List each line in which the string "гражданином" appears.

§ RECORDS TO PROCESS:
▼
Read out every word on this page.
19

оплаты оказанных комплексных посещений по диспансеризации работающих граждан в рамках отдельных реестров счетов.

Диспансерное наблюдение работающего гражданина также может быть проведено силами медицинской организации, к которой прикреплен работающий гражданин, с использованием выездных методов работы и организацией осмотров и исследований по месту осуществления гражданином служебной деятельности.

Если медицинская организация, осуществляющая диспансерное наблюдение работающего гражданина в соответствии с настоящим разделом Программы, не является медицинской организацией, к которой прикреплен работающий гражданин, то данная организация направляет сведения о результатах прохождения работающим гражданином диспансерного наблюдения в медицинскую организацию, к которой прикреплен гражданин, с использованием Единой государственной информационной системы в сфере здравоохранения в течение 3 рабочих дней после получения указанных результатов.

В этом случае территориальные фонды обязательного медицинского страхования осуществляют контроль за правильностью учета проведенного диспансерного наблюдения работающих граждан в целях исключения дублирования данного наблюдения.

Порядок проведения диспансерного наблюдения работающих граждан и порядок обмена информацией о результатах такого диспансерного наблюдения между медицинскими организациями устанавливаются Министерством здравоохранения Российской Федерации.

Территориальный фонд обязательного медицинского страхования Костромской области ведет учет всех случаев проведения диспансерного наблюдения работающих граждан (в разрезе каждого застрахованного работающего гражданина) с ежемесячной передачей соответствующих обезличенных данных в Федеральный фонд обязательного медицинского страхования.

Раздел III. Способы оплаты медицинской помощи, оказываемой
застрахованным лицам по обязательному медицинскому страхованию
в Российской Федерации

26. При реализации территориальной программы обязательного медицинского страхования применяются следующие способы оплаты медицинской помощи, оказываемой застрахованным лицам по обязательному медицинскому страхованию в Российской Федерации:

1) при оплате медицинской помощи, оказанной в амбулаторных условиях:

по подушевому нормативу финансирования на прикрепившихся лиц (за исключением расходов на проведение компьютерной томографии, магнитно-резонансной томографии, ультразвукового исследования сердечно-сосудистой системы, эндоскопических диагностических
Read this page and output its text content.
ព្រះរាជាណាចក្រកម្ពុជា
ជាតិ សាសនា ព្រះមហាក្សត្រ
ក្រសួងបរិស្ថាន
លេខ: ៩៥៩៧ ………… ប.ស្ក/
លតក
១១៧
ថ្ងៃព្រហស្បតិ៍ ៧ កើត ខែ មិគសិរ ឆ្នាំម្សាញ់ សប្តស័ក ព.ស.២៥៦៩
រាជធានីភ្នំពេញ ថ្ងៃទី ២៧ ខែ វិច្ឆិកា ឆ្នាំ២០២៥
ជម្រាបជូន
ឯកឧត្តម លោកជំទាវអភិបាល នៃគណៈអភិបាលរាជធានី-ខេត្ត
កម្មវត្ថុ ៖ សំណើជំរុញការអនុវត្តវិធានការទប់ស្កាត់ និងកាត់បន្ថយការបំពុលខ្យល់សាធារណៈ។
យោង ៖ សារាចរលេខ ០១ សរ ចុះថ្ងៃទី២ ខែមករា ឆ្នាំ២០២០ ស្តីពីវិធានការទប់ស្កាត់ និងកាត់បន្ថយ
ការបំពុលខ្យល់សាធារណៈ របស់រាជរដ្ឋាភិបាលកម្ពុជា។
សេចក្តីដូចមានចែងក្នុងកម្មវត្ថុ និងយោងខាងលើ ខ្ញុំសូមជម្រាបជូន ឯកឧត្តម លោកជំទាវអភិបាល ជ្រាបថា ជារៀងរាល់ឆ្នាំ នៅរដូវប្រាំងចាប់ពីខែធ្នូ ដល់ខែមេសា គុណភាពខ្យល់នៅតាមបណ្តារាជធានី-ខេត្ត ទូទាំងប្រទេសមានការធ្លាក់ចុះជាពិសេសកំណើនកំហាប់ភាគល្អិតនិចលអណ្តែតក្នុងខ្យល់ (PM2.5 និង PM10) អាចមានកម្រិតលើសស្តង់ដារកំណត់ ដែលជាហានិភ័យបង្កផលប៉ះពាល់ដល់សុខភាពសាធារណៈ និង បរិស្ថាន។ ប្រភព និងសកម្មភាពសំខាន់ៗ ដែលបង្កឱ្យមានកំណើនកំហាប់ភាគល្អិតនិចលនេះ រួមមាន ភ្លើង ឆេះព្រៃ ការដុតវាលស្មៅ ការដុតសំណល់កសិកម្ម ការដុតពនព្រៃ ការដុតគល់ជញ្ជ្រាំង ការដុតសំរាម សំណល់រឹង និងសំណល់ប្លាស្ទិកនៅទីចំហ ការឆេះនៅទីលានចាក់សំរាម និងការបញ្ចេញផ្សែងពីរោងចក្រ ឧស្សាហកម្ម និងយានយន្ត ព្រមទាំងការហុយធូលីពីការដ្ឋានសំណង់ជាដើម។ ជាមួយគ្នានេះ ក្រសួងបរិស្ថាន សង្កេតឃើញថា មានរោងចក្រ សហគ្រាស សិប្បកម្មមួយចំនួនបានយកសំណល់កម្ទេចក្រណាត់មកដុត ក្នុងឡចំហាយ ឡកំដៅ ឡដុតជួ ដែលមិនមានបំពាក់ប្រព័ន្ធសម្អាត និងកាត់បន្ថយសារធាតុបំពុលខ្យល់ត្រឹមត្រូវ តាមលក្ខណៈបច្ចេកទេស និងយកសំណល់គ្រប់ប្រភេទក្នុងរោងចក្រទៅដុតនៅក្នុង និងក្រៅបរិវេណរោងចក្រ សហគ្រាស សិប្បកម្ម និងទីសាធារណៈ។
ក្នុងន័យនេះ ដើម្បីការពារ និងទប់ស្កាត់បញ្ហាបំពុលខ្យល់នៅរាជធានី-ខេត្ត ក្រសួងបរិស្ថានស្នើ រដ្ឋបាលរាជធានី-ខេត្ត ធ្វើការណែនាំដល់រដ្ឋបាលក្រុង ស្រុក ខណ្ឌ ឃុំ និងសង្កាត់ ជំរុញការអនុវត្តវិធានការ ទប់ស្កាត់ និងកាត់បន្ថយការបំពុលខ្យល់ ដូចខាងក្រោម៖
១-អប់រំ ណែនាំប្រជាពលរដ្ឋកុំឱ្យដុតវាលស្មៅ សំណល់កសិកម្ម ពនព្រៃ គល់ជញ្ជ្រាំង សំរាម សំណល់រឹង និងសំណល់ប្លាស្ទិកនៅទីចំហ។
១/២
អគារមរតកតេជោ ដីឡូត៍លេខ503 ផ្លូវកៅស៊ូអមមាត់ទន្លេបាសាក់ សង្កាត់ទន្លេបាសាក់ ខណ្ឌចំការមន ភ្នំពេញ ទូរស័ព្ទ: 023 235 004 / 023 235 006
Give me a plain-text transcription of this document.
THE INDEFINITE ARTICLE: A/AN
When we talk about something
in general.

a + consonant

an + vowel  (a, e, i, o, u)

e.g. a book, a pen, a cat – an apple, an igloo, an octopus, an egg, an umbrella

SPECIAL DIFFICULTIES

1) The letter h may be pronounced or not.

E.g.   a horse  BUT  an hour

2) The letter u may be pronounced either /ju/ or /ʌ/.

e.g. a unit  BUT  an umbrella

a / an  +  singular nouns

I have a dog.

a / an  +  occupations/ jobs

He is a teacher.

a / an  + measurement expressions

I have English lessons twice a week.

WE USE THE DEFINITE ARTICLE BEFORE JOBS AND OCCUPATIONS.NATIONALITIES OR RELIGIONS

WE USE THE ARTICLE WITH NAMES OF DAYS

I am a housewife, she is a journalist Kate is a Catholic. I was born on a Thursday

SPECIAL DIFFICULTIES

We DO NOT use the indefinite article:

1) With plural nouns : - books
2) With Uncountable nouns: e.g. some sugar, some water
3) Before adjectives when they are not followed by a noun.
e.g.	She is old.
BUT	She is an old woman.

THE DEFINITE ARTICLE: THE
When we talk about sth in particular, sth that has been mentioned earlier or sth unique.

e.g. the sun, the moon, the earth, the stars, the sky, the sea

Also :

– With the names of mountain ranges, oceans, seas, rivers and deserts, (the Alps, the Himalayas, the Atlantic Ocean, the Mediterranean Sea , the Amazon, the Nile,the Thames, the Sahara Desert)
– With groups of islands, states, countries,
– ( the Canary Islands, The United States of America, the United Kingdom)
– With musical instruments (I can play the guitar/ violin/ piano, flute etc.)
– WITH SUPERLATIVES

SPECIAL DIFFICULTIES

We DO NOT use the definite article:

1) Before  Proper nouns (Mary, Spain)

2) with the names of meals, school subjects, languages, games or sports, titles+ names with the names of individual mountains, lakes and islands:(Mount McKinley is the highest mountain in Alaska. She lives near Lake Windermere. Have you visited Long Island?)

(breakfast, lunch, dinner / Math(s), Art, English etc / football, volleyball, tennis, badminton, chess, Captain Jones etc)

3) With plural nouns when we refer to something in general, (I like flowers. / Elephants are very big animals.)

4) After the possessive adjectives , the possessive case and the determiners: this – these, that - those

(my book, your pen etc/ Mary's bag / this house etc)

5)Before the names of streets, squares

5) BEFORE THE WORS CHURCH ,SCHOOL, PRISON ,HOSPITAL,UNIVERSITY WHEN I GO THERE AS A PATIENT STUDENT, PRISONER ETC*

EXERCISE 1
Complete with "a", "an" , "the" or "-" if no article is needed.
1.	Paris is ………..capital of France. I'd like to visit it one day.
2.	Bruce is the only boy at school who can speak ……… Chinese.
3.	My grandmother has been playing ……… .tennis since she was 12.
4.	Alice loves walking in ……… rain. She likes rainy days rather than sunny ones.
▲
§ WORKED SOLUTION:
Диспансерное наблюдение работающего гражданина также может быть проведено силами медицинской организации, к которой прикреплен работающий гражданин, с использованием выездных методов работы и организацией осмотров и исследований по месту осуществления гражданином служебной деятельности.
Если медицинская организация, осуществляющая диспансерное наблюдение работающего гражданина в соответствии с настоящим разделом Программы, не является медицинской организацией, к которой прикреплен работающий гражданин, то данная организация направляет сведения о результатах прохождения работающим гражданином диспансерного наблюдения в медицинскую организацию, к которой прикреплен гражданин, с использованием Единой государственной информационной системы в сфере здравоохранения в течение 3 рабочих дней после получения указанных результатов.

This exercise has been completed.